Challenge ->
For each line below that includes the word "mean", make a copy.
=== Input material ===
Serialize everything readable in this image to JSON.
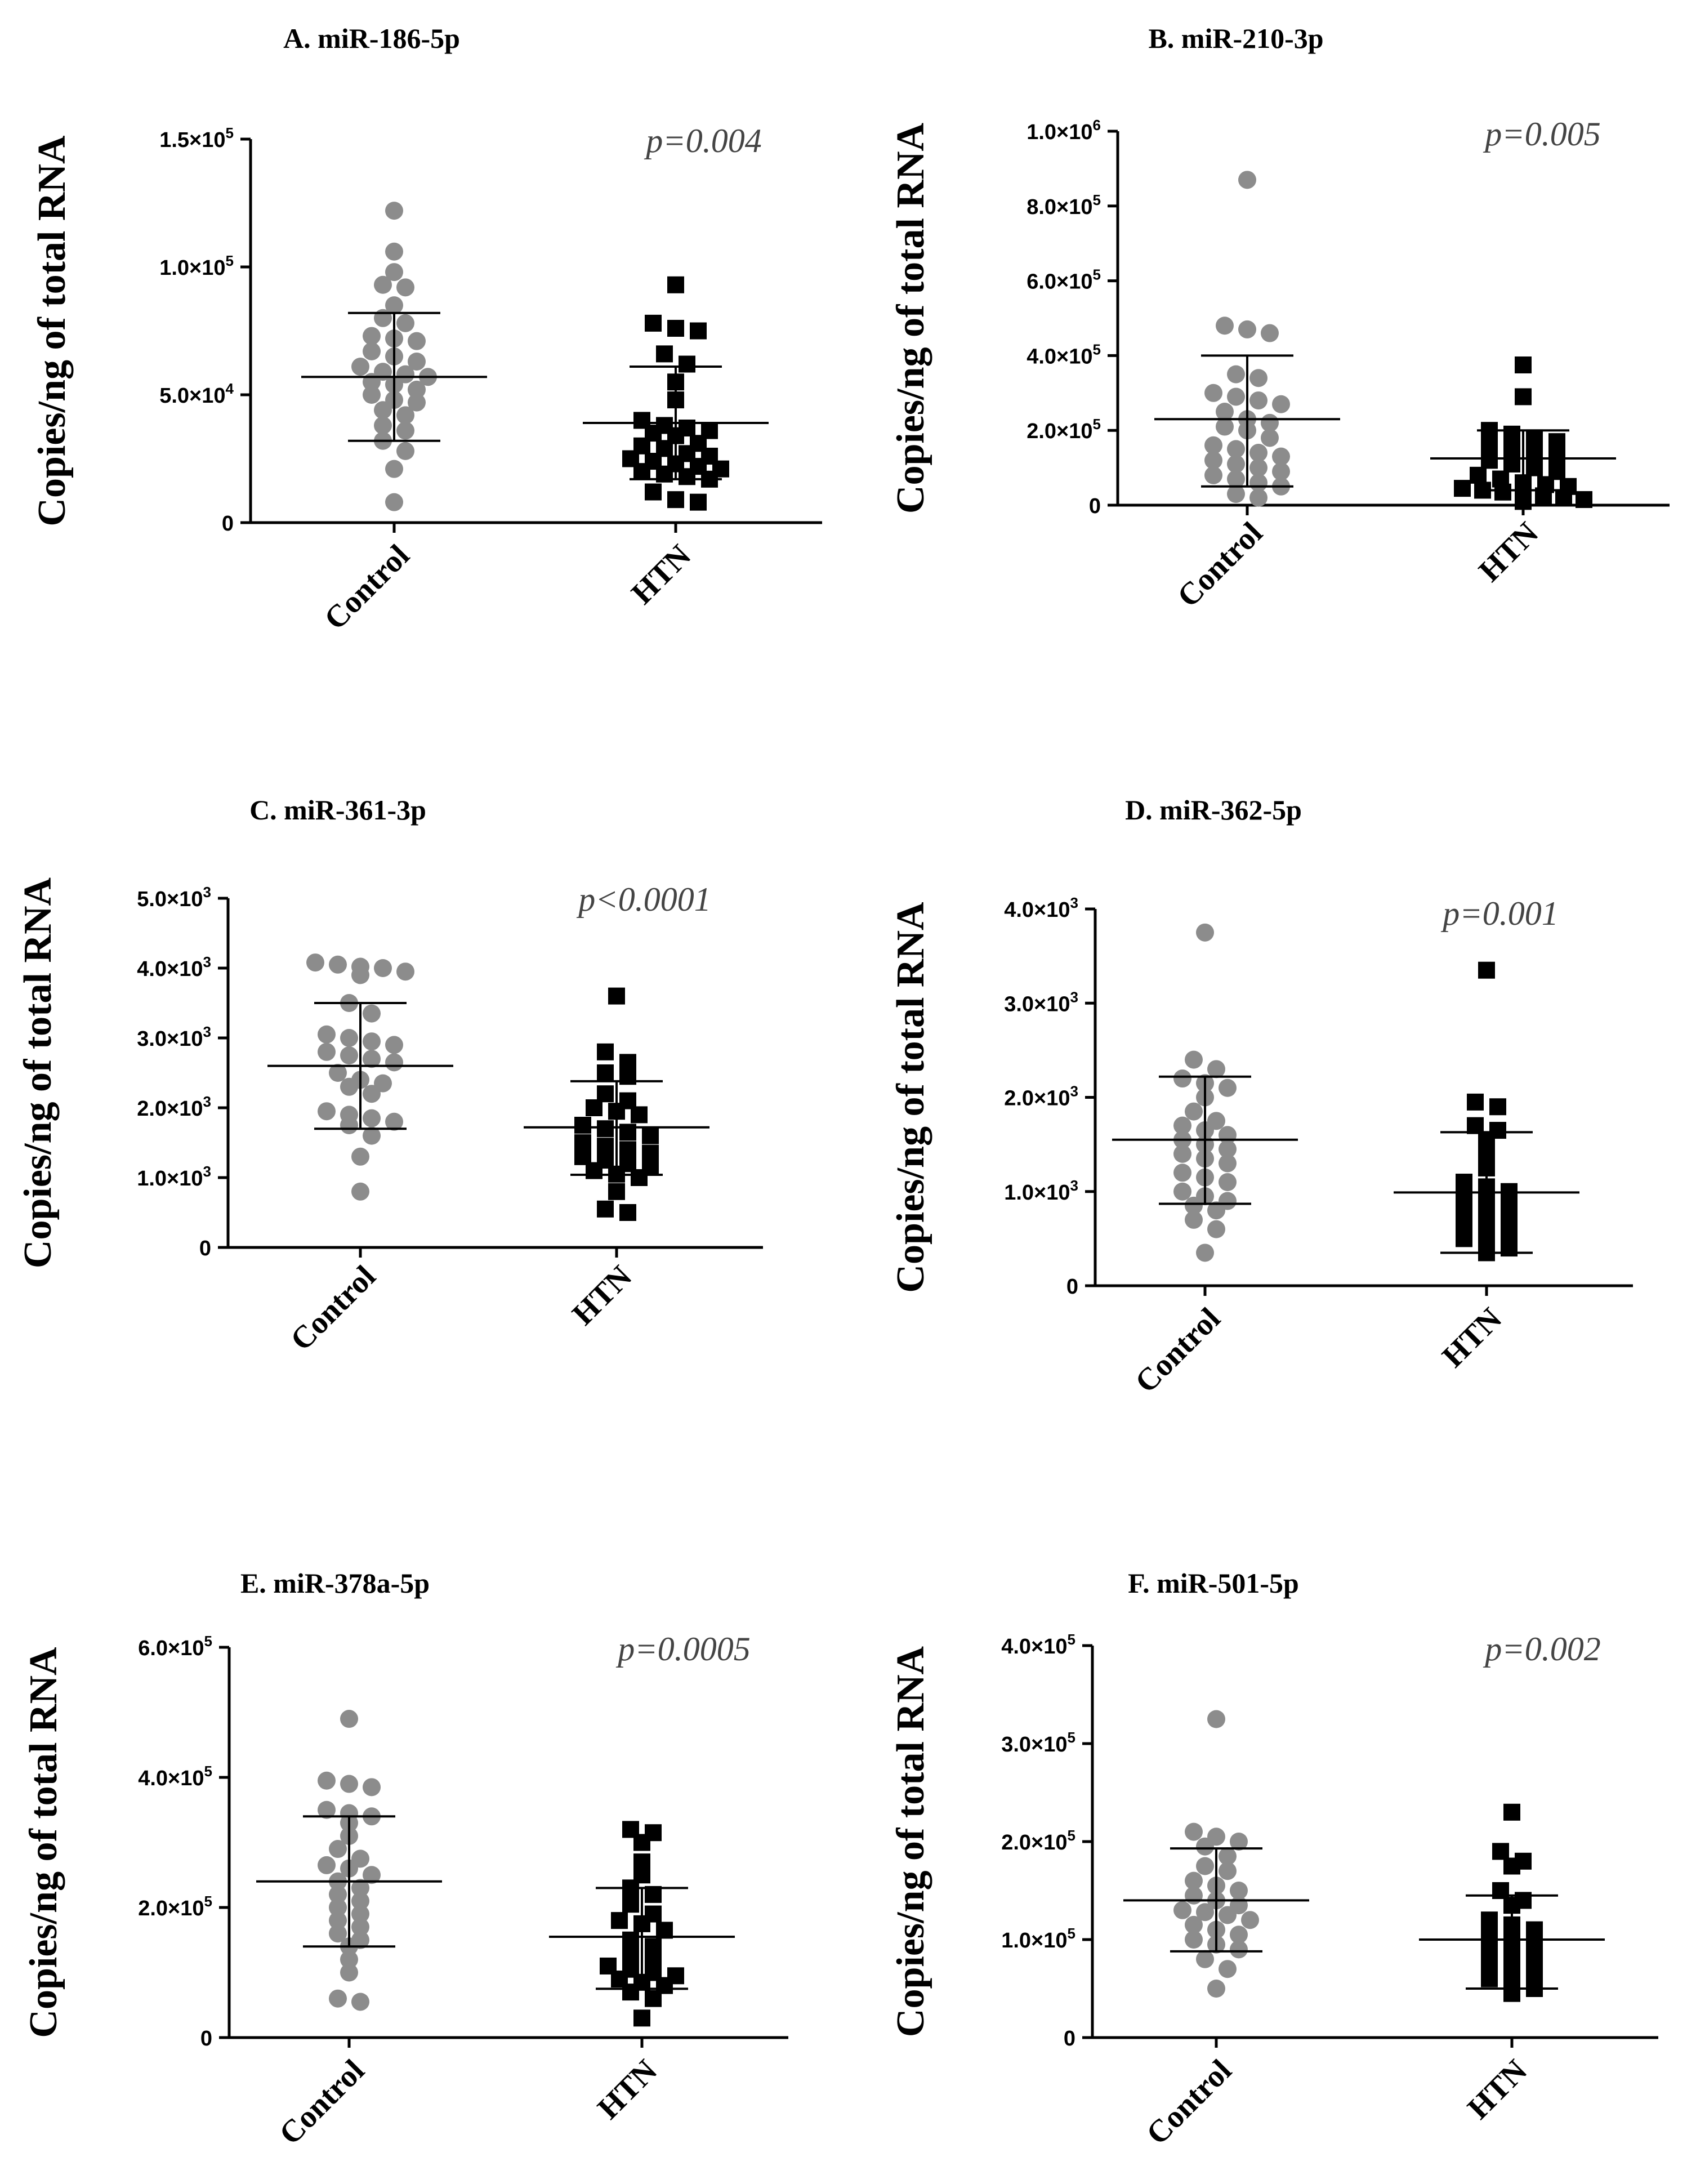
{
  "chart_data": [
    {
      "id": "A",
      "type": "scatter",
      "title": "A. miR-186-5p",
      "ylabel": "Copies/ng of total RNA",
      "categories": [
        "Control",
        "HTN"
      ],
      "ylim": [
        0,
        150000
      ],
      "yticks": [
        {
          "value": 0,
          "mant": "0",
          "exp": ""
        },
        {
          "value": 50000,
          "mant": "5.0×10",
          "exp": "4"
        },
        {
          "value": 100000,
          "mant": "1.0×10",
          "exp": "5"
        },
        {
          "value": 150000,
          "mant": "1.5×10",
          "exp": "5"
        }
      ],
      "pvalue": "p=0.004",
      "series": [
        {
          "name": "Control",
          "marker": "circle",
          "color": "#8c8c8c",
          "mean": 57000,
          "sd_low": 32000,
          "sd_high": 82000,
          "values": [
            122000,
            106000,
            98000,
            93000,
            92000,
            85000,
            80000,
            78000,
            73000,
            72000,
            71000,
            67000,
            65000,
            63000,
            61000,
            59000,
            58000,
            57000,
            55000,
            54000,
            52000,
            50000,
            48000,
            47000,
            44000,
            42000,
            38000,
            36000,
            32000,
            28000,
            21000,
            8000
          ]
        },
        {
          "name": "HTN",
          "marker": "square",
          "color": "#000000",
          "mean": 39000,
          "sd_low": 17000,
          "sd_high": 61000,
          "values": [
            93000,
            78000,
            76000,
            75000,
            66000,
            62000,
            55000,
            48000,
            40000,
            38000,
            37000,
            36000,
            35000,
            34000,
            31000,
            30000,
            29000,
            27000,
            26000,
            25000,
            24000,
            23000,
            22000,
            21000,
            20000,
            19000,
            18000,
            17000,
            12000,
            9000,
            8000
          ]
        }
      ]
    },
    {
      "id": "B",
      "type": "scatter",
      "title": "B. miR-210-3p",
      "ylabel": "Copies/ng of total RNA",
      "categories": [
        "Control",
        "HTN"
      ],
      "ylim": [
        0,
        1000000
      ],
      "yticks": [
        {
          "value": 0,
          "mant": "0",
          "exp": ""
        },
        {
          "value": 200000,
          "mant": "2.0×10",
          "exp": "5"
        },
        {
          "value": 400000,
          "mant": "4.0×10",
          "exp": "5"
        },
        {
          "value": 600000,
          "mant": "6.0×10",
          "exp": "5"
        },
        {
          "value": 800000,
          "mant": "8.0×10",
          "exp": "5"
        },
        {
          "value": 1000000,
          "mant": "1.0×10",
          "exp": "6"
        }
      ],
      "pvalue": "p=0.005",
      "series": [
        {
          "name": "Control",
          "marker": "circle",
          "color": "#8c8c8c",
          "mean": 230000,
          "sd_low": 50000,
          "sd_high": 400000,
          "values": [
            870000,
            480000,
            470000,
            460000,
            350000,
            340000,
            300000,
            290000,
            280000,
            270000,
            250000,
            230000,
            220000,
            210000,
            200000,
            180000,
            160000,
            150000,
            140000,
            130000,
            120000,
            110000,
            100000,
            90000,
            80000,
            70000,
            60000,
            50000,
            30000,
            20000
          ]
        },
        {
          "name": "HTN",
          "marker": "square",
          "color": "#000000",
          "mean": 125000,
          "sd_low": 40000,
          "sd_high": 200000,
          "values": [
            375000,
            290000,
            200000,
            190000,
            180000,
            170000,
            160000,
            150000,
            140000,
            130000,
            120000,
            110000,
            100000,
            90000,
            80000,
            70000,
            60000,
            55000,
            50000,
            45000,
            40000,
            35000,
            30000,
            25000,
            20000,
            15000,
            10000
          ]
        }
      ]
    },
    {
      "id": "C",
      "type": "scatter",
      "title": "C. miR-361-3p",
      "ylabel": "Copies/ng of total RNA",
      "categories": [
        "Control",
        "HTN"
      ],
      "ylim": [
        0,
        5000
      ],
      "yticks": [
        {
          "value": 0,
          "mant": "0",
          "exp": ""
        },
        {
          "value": 1000,
          "mant": "1.0×10",
          "exp": "3"
        },
        {
          "value": 2000,
          "mant": "2.0×10",
          "exp": "3"
        },
        {
          "value": 3000,
          "mant": "3.0×10",
          "exp": "3"
        },
        {
          "value": 4000,
          "mant": "4.0×10",
          "exp": "3"
        },
        {
          "value": 5000,
          "mant": "5.0×10",
          "exp": "3"
        }
      ],
      "pvalue": "p<0.0001",
      "series": [
        {
          "name": "Control",
          "marker": "circle",
          "color": "#8c8c8c",
          "mean": 2600,
          "sd_low": 1700,
          "sd_high": 3500,
          "values": [
            4080,
            4050,
            4020,
            4000,
            3950,
            3900,
            3500,
            3350,
            3050,
            3000,
            2950,
            2900,
            2800,
            2750,
            2700,
            2650,
            2500,
            2400,
            2350,
            2300,
            2200,
            1950,
            1900,
            1850,
            1800,
            1750,
            1600,
            1300,
            800
          ]
        },
        {
          "name": "HTN",
          "marker": "square",
          "color": "#000000",
          "mean": 1720,
          "sd_low": 1040,
          "sd_high": 2380,
          "values": [
            3600,
            2800,
            2650,
            2500,
            2450,
            2200,
            2100,
            2000,
            1950,
            1900,
            1750,
            1700,
            1650,
            1600,
            1500,
            1450,
            1400,
            1350,
            1300,
            1250,
            1200,
            1150,
            1100,
            1050,
            1000,
            800,
            550,
            500
          ]
        }
      ]
    },
    {
      "id": "D",
      "type": "scatter",
      "title": "D. miR-362-5p",
      "ylabel": "Copies/ng of total RNA",
      "categories": [
        "Control",
        "HTN"
      ],
      "ylim": [
        0,
        4000
      ],
      "yticks": [
        {
          "value": 0,
          "mant": "0",
          "exp": ""
        },
        {
          "value": 1000,
          "mant": "1.0×10",
          "exp": "3"
        },
        {
          "value": 2000,
          "mant": "2.0×10",
          "exp": "3"
        },
        {
          "value": 3000,
          "mant": "3.0×10",
          "exp": "3"
        },
        {
          "value": 4000,
          "mant": "4.0×10",
          "exp": "3"
        }
      ],
      "pvalue": "p=0.001",
      "series": [
        {
          "name": "Control",
          "marker": "circle",
          "color": "#8c8c8c",
          "mean": 1550,
          "sd_low": 870,
          "sd_high": 2220,
          "values": [
            3750,
            2400,
            2300,
            2200,
            2150,
            2100,
            2000,
            1850,
            1750,
            1700,
            1650,
            1600,
            1550,
            1500,
            1450,
            1400,
            1350,
            1300,
            1200,
            1150,
            1100,
            1000,
            950,
            900,
            850,
            800,
            700,
            600,
            350
          ]
        },
        {
          "name": "HTN",
          "marker": "square",
          "color": "#000000",
          "mean": 990,
          "sd_low": 350,
          "sd_high": 1630,
          "values": [
            3350,
            1950,
            1900,
            1700,
            1650,
            1550,
            1400,
            1250,
            1100,
            1050,
            1000,
            950,
            900,
            850,
            800,
            750,
            700,
            650,
            600,
            550,
            500,
            450,
            400,
            350
          ]
        }
      ]
    },
    {
      "id": "E",
      "type": "scatter",
      "title": "E. miR-378a-5p",
      "ylabel": "Copies/ng of total RNA",
      "categories": [
        "Control",
        "HTN"
      ],
      "ylim": [
        0,
        600000
      ],
      "yticks": [
        {
          "value": 0,
          "mant": "0",
          "exp": ""
        },
        {
          "value": 200000,
          "mant": "2.0×10",
          "exp": "5"
        },
        {
          "value": 400000,
          "mant": "4.0×10",
          "exp": "5"
        },
        {
          "value": 600000,
          "mant": "6.0×10",
          "exp": "5"
        }
      ],
      "pvalue": "p=0.0005",
      "series": [
        {
          "name": "Control",
          "marker": "circle",
          "color": "#8c8c8c",
          "mean": 240000,
          "sd_low": 140000,
          "sd_high": 340000,
          "values": [
            490000,
            395000,
            390000,
            385000,
            350000,
            345000,
            340000,
            330000,
            310000,
            290000,
            275000,
            265000,
            260000,
            250000,
            240000,
            230000,
            220000,
            210000,
            200000,
            190000,
            180000,
            170000,
            160000,
            150000,
            140000,
            120000,
            100000,
            60000,
            55000
          ]
        },
        {
          "name": "HTN",
          "marker": "square",
          "color": "#000000",
          "mean": 155000,
          "sd_low": 75000,
          "sd_high": 230000,
          "values": [
            320000,
            315000,
            300000,
            270000,
            250000,
            230000,
            220000,
            205000,
            190000,
            180000,
            175000,
            165000,
            150000,
            140000,
            130000,
            120000,
            110000,
            105000,
            100000,
            95000,
            90000,
            85000,
            80000,
            70000,
            60000,
            30000
          ]
        }
      ]
    },
    {
      "id": "F",
      "type": "scatter",
      "title": "F. miR-501-5p",
      "ylabel": "Copies/ng of total RNA",
      "categories": [
        "Control",
        "HTN"
      ],
      "ylim": [
        0,
        400000
      ],
      "yticks": [
        {
          "value": 0,
          "mant": "0",
          "exp": ""
        },
        {
          "value": 100000,
          "mant": "1.0×10",
          "exp": "5"
        },
        {
          "value": 200000,
          "mant": "2.0×10",
          "exp": "5"
        },
        {
          "value": 300000,
          "mant": "3.0×10",
          "exp": "5"
        },
        {
          "value": 400000,
          "mant": "4.0×10",
          "exp": "5"
        }
      ],
      "pvalue": "p=0.002",
      "series": [
        {
          "name": "Control",
          "marker": "circle",
          "color": "#8c8c8c",
          "mean": 140000,
          "sd_low": 88000,
          "sd_high": 193000,
          "values": [
            325000,
            210000,
            205000,
            200000,
            195000,
            185000,
            175000,
            170000,
            160000,
            155000,
            150000,
            145000,
            140000,
            135000,
            130000,
            128000,
            125000,
            120000,
            115000,
            110000,
            105000,
            100000,
            95000,
            90000,
            80000,
            70000,
            50000
          ]
        },
        {
          "name": "HTN",
          "marker": "square",
          "color": "#000000",
          "mean": 100000,
          "sd_low": 50000,
          "sd_high": 145000,
          "values": [
            230000,
            190000,
            180000,
            175000,
            150000,
            140000,
            135000,
            120000,
            115000,
            110000,
            105000,
            100000,
            95000,
            90000,
            85000,
            80000,
            75000,
            70000,
            65000,
            60000,
            55000,
            50000,
            45000
          ]
        }
      ]
    }
  ]
}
===
Final result ->
          "mean": 57000,
          "mean": 39000,
          "mean": 230000,
          "mean": 125000,
          "mean": 2600,
          "mean": 1720,
          "mean": 1550,
          "mean": 990,
          "mean": 240000,
          "mean": 155000,
          "mean": 140000,
          "mean": 100000,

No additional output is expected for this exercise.